Your task is to give the number of lines in the listing that include "Femenino", and nothing else.

___ Extracted entries ___

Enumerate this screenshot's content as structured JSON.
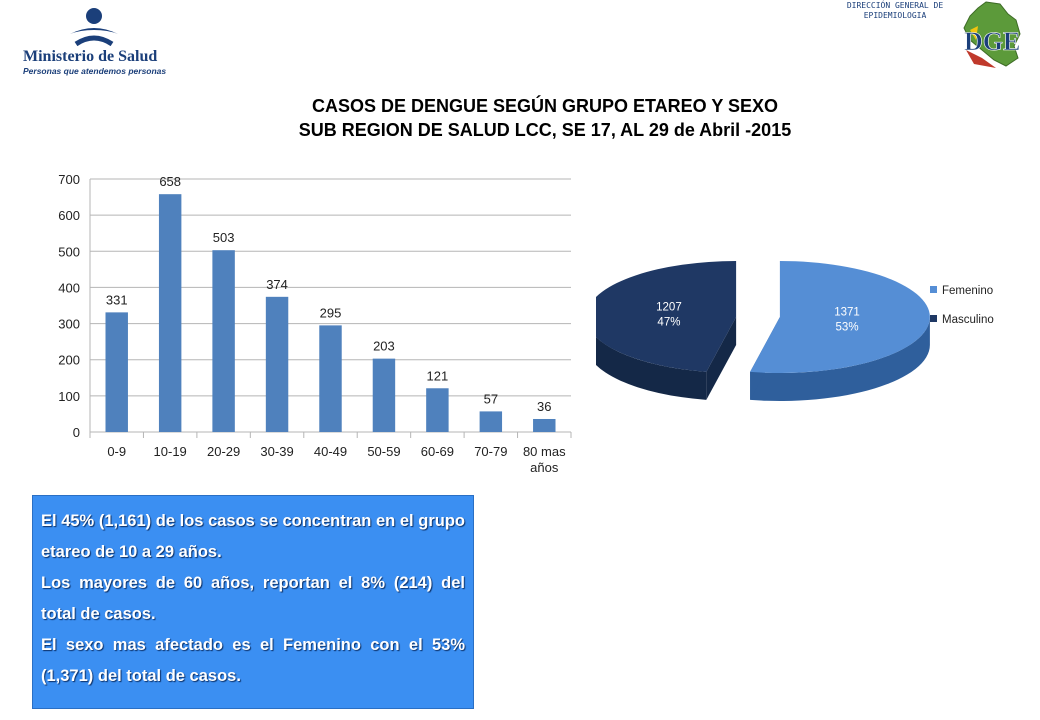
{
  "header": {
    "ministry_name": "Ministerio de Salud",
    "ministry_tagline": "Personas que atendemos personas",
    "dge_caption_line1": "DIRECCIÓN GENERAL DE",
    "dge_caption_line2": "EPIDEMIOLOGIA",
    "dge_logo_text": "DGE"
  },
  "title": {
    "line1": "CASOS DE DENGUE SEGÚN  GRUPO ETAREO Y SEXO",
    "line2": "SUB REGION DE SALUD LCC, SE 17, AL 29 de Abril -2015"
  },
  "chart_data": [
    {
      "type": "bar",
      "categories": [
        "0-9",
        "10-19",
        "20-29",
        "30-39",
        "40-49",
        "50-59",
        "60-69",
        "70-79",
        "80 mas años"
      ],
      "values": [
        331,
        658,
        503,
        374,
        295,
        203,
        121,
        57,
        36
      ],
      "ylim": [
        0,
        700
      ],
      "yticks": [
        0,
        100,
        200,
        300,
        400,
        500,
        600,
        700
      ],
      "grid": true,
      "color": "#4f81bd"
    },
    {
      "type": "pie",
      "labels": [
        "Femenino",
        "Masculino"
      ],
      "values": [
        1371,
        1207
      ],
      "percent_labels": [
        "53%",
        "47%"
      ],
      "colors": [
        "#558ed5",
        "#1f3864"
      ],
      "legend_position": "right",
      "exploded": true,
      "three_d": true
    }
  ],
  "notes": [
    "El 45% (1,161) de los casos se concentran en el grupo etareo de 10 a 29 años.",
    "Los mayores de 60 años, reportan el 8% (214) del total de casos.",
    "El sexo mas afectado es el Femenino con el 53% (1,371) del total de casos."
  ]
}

___
___ Extracted entries ___

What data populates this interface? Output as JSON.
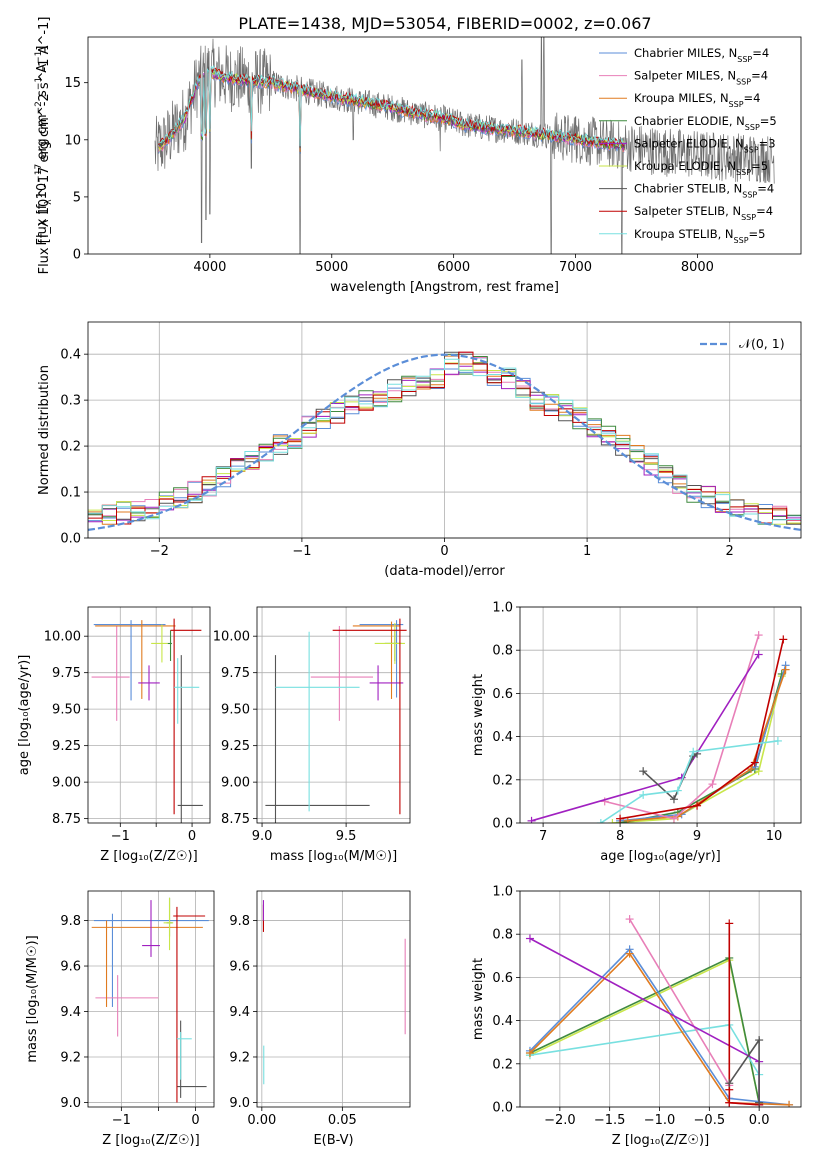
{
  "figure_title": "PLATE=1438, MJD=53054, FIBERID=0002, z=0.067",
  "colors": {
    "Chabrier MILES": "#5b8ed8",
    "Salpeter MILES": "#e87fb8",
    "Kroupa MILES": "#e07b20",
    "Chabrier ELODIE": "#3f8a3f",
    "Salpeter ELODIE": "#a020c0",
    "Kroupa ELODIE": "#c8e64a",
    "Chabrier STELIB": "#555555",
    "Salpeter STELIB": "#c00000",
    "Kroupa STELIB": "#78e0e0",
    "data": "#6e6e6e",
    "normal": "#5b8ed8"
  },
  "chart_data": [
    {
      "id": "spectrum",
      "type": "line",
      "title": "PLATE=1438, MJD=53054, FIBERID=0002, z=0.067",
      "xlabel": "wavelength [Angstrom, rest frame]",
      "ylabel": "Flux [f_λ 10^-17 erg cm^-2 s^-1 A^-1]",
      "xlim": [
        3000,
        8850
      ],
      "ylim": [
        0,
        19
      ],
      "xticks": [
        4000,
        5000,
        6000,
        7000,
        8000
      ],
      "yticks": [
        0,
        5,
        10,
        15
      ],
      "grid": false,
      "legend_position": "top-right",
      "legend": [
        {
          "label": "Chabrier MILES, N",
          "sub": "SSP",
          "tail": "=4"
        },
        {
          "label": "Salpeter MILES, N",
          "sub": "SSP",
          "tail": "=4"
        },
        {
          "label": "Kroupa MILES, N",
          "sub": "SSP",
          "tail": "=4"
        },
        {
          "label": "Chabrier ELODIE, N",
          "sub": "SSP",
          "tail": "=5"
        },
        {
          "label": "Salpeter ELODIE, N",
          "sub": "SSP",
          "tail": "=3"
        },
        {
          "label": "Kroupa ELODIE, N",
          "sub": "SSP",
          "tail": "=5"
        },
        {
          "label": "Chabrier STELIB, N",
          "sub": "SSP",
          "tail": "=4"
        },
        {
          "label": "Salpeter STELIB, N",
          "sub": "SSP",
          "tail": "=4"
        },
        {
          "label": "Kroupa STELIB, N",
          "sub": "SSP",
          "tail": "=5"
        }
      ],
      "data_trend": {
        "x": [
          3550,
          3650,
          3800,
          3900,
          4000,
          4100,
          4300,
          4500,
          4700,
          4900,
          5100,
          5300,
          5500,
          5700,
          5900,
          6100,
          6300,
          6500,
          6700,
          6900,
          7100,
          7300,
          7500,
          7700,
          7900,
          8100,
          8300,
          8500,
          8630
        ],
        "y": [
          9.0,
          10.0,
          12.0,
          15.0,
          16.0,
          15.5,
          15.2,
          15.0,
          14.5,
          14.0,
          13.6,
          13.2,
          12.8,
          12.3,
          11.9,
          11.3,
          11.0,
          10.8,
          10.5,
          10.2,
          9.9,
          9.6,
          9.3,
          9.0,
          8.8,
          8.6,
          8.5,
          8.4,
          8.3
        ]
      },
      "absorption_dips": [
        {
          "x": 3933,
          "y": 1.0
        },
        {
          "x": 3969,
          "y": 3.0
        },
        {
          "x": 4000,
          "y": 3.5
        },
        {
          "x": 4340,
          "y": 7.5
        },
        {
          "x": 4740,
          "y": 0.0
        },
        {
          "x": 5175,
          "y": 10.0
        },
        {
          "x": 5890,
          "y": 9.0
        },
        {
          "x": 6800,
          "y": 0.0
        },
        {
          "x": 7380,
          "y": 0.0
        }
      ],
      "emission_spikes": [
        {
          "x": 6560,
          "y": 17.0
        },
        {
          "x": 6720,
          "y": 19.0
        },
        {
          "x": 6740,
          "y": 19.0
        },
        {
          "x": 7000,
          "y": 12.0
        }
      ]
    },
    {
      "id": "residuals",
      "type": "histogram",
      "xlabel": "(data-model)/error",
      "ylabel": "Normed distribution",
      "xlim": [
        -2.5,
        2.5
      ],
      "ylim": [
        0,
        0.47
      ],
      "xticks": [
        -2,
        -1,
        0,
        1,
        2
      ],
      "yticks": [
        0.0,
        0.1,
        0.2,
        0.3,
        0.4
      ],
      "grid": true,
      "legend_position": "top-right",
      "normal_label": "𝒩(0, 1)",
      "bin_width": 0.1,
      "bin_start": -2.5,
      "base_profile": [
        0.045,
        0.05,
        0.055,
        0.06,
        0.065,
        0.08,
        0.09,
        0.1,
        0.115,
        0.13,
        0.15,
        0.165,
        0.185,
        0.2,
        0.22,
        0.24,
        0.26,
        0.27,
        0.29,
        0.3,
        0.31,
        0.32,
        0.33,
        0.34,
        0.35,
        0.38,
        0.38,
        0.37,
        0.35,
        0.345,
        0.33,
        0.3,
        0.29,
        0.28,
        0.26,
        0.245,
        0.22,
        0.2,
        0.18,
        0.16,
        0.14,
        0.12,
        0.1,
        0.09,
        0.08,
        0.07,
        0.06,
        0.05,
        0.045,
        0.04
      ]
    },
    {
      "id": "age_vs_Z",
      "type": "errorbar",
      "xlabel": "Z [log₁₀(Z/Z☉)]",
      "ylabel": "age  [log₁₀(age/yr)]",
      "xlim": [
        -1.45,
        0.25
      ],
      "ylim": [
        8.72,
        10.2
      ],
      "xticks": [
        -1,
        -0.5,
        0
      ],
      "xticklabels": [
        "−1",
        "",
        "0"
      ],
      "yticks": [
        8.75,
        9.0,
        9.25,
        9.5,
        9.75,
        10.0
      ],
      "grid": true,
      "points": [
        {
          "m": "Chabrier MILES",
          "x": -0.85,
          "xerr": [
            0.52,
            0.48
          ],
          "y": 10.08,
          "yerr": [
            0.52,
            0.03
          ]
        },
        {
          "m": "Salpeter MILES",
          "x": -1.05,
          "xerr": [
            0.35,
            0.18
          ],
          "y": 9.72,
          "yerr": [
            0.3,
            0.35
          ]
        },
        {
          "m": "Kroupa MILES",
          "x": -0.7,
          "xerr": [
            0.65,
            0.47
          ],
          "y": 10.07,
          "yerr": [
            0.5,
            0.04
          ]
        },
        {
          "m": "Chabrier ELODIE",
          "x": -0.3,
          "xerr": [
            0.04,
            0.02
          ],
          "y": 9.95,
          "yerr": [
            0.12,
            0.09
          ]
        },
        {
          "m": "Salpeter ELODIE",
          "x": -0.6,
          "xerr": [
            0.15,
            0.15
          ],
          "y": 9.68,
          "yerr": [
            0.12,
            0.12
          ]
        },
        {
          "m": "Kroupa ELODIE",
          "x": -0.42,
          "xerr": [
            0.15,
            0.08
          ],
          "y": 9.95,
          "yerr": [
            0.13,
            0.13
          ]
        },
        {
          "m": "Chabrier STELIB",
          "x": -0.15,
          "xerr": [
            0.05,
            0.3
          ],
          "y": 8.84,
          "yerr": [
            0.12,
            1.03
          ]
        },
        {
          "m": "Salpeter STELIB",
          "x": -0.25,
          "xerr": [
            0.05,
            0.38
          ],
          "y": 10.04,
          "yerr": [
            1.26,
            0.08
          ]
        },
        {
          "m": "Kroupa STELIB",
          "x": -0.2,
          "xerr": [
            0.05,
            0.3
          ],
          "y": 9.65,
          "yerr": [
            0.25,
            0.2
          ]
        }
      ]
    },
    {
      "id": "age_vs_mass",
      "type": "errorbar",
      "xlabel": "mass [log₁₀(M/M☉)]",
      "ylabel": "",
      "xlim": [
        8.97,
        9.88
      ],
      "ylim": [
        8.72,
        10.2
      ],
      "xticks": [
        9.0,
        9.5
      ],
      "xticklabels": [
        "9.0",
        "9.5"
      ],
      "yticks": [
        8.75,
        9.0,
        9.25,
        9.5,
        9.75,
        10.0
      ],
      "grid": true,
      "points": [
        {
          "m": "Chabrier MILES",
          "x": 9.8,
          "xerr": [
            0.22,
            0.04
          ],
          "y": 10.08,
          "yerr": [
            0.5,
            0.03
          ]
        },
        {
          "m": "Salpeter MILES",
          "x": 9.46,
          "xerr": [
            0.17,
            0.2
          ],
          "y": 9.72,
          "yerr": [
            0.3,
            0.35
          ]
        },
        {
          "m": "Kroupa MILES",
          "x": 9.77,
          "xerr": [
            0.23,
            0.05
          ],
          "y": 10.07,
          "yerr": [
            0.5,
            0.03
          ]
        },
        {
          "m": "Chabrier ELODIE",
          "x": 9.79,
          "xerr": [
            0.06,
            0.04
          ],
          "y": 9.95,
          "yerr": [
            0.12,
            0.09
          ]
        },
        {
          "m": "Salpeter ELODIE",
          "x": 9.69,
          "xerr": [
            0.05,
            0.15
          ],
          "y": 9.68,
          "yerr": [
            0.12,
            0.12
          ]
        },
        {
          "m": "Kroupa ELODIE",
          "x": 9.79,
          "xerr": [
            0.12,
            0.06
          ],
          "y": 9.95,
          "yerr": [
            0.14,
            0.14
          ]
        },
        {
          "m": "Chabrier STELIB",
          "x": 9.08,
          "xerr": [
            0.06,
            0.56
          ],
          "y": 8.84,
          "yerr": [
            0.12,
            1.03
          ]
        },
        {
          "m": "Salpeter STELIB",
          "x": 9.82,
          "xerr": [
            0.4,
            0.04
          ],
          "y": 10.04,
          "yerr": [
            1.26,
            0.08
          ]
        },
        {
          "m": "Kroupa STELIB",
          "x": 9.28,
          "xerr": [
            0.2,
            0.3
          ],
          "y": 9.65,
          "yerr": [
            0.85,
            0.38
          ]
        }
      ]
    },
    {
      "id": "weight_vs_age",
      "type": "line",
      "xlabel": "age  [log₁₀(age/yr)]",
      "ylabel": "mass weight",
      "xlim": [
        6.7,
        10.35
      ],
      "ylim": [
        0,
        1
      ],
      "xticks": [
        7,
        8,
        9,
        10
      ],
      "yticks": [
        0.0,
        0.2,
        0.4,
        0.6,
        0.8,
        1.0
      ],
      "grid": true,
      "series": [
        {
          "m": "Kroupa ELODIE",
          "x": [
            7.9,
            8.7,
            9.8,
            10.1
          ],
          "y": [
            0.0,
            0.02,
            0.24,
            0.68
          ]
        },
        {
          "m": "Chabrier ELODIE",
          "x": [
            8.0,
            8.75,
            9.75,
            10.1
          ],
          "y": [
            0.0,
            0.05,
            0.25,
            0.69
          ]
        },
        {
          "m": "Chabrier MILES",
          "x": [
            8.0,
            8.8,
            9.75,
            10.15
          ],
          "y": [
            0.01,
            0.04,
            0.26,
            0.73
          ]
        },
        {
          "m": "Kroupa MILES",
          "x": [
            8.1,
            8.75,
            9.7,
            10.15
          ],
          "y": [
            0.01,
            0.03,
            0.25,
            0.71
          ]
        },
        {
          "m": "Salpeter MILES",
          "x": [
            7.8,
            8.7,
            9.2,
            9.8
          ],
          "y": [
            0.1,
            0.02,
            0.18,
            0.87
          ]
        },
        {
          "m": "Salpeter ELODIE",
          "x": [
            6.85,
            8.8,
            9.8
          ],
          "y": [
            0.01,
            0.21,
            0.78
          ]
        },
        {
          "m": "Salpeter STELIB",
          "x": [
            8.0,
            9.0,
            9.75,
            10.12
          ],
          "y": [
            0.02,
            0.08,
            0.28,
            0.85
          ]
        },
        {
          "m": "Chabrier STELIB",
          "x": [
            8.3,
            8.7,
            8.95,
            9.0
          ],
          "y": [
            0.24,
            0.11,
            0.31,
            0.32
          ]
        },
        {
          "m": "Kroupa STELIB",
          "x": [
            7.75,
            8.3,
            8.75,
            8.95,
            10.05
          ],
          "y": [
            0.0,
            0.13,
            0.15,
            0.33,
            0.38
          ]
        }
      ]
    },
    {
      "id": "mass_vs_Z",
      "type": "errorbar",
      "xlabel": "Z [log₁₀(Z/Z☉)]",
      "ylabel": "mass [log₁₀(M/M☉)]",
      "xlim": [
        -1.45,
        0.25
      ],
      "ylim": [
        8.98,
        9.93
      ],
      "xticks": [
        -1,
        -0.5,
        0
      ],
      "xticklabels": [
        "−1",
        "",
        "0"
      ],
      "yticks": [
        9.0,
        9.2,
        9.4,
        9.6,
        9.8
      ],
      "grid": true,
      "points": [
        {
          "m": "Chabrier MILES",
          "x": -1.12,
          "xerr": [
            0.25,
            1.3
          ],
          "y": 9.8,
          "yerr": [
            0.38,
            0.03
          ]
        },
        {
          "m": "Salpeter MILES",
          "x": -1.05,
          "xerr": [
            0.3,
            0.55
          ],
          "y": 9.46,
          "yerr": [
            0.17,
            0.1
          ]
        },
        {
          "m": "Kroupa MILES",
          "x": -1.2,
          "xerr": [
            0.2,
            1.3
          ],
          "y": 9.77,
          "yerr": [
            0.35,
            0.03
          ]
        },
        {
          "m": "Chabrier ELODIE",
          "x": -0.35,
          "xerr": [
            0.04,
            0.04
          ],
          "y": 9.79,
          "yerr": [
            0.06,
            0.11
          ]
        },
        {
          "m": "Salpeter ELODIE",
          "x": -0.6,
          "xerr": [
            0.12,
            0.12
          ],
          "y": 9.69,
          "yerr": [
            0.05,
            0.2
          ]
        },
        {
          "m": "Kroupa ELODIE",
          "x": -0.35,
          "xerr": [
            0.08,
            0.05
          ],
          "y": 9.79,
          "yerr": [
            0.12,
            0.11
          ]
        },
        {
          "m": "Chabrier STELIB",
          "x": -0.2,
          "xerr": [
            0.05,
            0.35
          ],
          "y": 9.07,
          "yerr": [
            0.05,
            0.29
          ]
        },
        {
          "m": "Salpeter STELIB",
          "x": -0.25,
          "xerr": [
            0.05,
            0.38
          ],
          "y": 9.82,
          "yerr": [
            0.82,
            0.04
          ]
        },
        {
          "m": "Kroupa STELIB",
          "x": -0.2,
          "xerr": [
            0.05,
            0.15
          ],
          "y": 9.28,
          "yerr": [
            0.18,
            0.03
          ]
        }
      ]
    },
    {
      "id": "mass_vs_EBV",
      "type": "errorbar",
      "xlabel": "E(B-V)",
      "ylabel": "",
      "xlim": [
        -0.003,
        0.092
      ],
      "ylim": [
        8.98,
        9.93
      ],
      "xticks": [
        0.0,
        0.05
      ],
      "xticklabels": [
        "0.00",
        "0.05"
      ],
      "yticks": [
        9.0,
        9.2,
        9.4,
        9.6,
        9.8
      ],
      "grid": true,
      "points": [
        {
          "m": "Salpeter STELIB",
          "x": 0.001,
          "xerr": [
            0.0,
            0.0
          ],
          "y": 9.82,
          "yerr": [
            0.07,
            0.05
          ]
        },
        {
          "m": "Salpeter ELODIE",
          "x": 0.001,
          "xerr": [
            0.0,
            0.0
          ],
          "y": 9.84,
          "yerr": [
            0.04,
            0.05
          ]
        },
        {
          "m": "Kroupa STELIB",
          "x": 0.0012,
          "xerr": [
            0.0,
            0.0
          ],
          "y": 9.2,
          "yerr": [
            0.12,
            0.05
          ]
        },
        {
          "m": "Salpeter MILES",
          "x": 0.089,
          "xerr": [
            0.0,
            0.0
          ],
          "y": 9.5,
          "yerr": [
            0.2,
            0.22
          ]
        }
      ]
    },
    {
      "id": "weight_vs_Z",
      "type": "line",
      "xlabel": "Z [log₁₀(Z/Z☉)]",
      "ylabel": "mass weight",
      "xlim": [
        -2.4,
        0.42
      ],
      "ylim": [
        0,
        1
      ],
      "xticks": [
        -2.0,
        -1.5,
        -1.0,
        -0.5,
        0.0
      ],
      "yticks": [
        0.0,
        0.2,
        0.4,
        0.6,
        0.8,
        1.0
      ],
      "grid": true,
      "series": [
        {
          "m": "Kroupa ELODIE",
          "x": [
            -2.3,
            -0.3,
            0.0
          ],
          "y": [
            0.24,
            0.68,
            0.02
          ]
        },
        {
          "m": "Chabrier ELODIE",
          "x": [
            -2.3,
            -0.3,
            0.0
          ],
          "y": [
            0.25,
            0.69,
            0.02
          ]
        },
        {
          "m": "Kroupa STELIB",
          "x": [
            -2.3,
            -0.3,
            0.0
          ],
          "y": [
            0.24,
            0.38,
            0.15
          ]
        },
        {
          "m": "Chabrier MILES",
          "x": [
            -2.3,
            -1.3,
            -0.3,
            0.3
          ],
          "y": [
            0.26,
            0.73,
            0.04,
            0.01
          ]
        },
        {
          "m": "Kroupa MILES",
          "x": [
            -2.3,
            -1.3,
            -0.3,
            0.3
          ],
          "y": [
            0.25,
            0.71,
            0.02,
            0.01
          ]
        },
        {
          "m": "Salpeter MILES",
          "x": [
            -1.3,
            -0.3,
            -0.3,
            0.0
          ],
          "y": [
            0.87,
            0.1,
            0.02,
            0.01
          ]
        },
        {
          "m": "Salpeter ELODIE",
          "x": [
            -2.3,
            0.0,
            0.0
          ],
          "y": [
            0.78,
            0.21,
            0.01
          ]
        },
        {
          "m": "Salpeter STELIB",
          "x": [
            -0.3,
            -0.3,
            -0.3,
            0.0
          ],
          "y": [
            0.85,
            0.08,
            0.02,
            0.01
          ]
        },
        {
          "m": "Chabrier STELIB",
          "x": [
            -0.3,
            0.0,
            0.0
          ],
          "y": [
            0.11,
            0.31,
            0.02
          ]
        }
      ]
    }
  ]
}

___

● Exercise response
2